Start of RECORD EXCERPTS

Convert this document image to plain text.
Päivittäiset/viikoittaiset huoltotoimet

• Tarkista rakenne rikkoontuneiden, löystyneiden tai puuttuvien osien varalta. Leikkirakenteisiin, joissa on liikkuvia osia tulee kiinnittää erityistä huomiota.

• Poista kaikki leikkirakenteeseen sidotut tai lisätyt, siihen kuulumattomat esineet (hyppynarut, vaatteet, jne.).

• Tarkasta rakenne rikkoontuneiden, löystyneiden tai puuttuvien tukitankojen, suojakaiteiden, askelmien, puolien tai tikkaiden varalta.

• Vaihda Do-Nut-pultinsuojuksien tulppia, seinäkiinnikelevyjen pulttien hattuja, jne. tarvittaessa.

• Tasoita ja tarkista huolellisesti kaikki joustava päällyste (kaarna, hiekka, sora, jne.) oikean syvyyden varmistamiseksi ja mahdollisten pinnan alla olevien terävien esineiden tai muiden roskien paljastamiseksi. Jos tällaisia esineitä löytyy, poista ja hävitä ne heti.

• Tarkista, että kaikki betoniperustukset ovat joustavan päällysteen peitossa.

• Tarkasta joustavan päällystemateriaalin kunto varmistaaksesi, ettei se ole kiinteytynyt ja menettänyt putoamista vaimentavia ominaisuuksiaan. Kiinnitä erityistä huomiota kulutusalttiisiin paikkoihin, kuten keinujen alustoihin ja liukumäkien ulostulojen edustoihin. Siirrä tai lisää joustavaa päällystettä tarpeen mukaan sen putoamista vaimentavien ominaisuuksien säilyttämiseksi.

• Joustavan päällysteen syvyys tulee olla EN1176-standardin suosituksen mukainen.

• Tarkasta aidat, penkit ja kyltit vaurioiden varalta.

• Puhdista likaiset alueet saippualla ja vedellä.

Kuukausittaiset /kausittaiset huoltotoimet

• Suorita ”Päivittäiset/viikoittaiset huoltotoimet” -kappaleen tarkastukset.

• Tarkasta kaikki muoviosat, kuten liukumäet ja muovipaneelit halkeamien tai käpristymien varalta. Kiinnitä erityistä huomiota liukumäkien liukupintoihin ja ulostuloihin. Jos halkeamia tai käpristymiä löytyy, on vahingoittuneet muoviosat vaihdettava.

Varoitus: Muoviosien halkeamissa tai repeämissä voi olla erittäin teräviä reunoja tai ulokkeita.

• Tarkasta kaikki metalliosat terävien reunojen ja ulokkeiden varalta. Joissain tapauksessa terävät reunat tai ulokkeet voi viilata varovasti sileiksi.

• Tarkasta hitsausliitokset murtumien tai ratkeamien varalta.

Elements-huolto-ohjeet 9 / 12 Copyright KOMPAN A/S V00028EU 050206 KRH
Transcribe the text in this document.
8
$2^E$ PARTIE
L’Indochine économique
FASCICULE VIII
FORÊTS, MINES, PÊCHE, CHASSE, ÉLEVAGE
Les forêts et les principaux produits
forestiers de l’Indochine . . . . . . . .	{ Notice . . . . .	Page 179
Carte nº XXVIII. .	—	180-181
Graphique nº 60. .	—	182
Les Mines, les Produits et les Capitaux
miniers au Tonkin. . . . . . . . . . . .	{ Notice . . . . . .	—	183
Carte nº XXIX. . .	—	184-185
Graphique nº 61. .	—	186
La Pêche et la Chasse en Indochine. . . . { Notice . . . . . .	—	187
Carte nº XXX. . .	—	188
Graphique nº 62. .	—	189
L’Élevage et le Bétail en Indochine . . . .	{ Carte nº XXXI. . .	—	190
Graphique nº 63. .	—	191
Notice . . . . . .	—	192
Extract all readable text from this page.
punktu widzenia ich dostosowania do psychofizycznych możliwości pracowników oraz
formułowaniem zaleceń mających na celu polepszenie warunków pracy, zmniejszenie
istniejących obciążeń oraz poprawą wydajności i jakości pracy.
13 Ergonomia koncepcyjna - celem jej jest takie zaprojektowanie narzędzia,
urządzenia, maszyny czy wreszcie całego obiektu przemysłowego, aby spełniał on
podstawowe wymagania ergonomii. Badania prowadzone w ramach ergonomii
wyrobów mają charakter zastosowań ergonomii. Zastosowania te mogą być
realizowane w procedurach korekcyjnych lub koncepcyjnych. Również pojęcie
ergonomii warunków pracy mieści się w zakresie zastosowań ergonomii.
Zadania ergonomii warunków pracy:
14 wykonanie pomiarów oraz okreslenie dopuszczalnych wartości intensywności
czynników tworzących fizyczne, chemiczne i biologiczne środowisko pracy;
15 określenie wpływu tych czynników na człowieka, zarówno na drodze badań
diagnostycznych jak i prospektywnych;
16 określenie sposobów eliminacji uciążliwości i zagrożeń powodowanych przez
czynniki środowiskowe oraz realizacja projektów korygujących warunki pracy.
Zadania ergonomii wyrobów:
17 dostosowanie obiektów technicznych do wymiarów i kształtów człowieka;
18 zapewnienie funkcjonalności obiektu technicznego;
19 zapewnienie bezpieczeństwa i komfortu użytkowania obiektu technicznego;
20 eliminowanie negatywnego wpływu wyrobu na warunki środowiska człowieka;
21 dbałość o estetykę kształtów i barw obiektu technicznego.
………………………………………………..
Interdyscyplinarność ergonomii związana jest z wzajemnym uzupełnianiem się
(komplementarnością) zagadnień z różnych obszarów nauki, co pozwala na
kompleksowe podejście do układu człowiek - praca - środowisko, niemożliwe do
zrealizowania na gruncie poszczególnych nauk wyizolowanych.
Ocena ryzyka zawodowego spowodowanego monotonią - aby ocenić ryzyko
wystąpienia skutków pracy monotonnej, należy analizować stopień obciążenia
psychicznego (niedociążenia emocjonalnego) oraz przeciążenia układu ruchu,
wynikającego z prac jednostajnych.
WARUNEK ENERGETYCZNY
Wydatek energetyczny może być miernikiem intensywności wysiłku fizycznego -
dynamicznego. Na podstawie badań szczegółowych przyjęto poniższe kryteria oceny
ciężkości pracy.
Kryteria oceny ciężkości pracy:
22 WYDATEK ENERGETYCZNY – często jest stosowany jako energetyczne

End of RECORD EXCERPTS

WHAT NEEDS TO BE DONE:
How many of the listing's lines contain "huoltotoimet"? Respond with a single number and nothing else.

OUTPUT:
3